**Data provided**
- - - -

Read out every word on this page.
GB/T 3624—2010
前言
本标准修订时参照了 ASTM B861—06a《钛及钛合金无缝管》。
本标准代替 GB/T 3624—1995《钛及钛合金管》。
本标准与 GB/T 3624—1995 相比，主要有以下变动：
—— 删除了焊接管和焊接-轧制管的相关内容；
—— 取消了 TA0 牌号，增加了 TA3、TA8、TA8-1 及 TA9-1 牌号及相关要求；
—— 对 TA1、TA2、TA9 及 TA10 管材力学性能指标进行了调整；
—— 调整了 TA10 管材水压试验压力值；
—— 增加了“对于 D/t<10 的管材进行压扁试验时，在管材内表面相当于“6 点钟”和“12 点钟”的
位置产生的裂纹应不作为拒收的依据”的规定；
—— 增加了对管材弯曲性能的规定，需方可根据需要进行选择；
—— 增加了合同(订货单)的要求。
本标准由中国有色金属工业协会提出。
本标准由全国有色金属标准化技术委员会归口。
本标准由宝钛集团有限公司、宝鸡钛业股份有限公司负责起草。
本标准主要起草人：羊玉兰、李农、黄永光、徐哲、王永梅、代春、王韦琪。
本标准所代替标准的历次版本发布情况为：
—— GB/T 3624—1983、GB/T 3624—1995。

- - - -

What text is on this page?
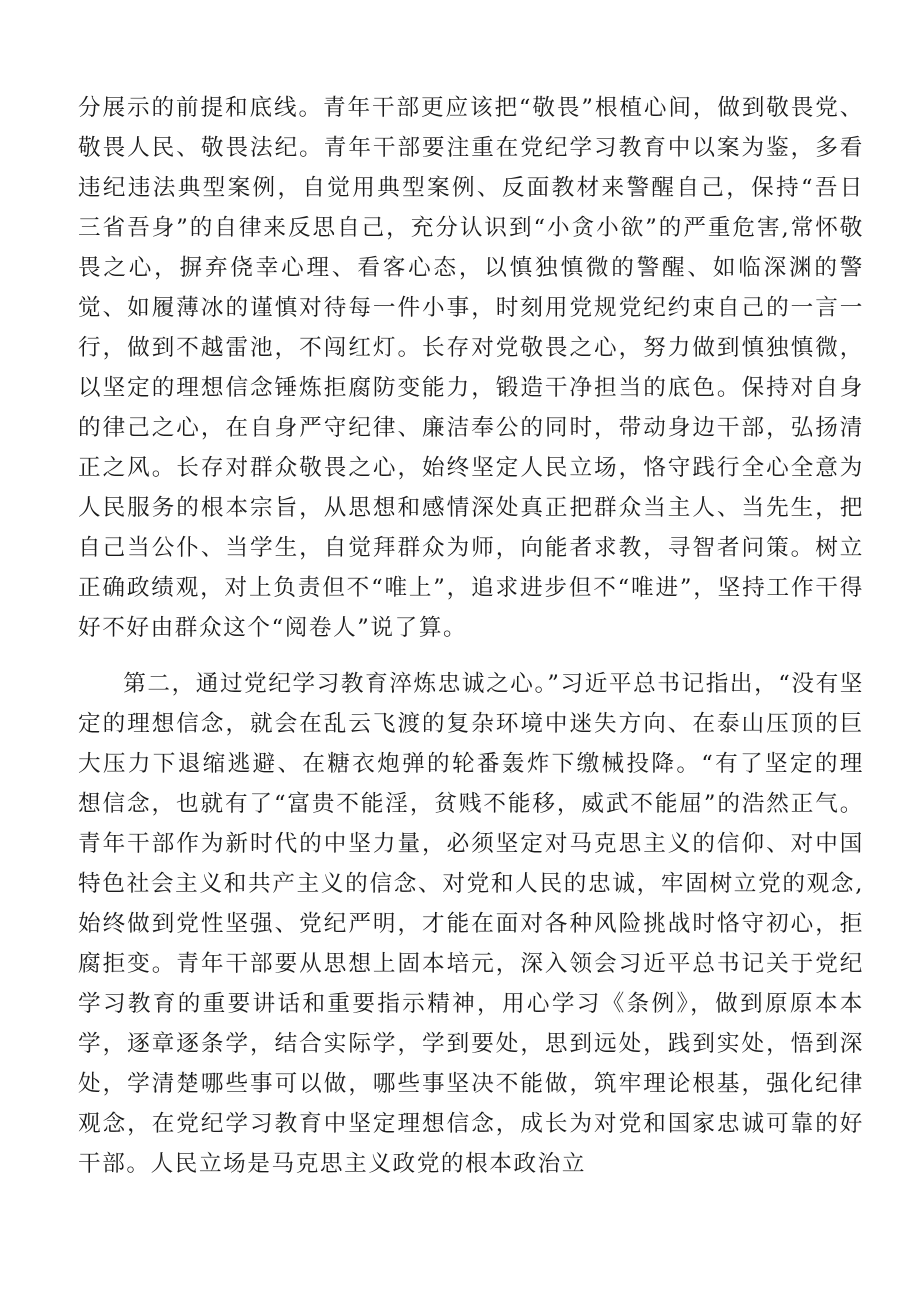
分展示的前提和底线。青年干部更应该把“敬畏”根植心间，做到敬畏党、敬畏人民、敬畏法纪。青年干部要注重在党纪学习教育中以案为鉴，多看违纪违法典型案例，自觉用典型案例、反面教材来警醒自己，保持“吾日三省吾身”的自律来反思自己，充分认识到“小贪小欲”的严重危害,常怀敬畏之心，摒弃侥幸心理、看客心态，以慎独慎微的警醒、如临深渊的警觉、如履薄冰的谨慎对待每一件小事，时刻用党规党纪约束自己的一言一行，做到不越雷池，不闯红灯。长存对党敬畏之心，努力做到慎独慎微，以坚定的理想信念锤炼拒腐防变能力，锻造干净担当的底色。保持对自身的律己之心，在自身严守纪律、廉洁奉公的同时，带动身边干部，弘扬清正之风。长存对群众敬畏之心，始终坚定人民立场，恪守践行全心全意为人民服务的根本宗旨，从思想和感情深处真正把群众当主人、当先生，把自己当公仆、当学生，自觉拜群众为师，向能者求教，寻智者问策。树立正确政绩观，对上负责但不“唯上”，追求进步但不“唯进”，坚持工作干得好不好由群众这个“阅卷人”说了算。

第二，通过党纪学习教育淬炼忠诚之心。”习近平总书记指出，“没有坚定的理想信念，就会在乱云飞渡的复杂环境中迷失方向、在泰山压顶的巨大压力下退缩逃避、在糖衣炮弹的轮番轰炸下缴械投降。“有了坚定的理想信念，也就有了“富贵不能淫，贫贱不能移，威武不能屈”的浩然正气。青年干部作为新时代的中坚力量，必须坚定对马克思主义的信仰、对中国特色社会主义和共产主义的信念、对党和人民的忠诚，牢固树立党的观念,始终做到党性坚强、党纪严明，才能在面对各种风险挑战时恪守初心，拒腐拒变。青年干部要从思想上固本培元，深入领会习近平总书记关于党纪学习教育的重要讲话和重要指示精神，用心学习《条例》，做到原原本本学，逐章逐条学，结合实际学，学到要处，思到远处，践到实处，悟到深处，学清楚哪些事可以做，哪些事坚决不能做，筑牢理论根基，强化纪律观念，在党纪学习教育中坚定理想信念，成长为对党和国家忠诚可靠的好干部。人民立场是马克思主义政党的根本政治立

- - - -

**Instructions for the task**
Identify each line of the material where the word "page" shows up, and copy it.

**Result below**
Read out every word on this page.
What text is on this page?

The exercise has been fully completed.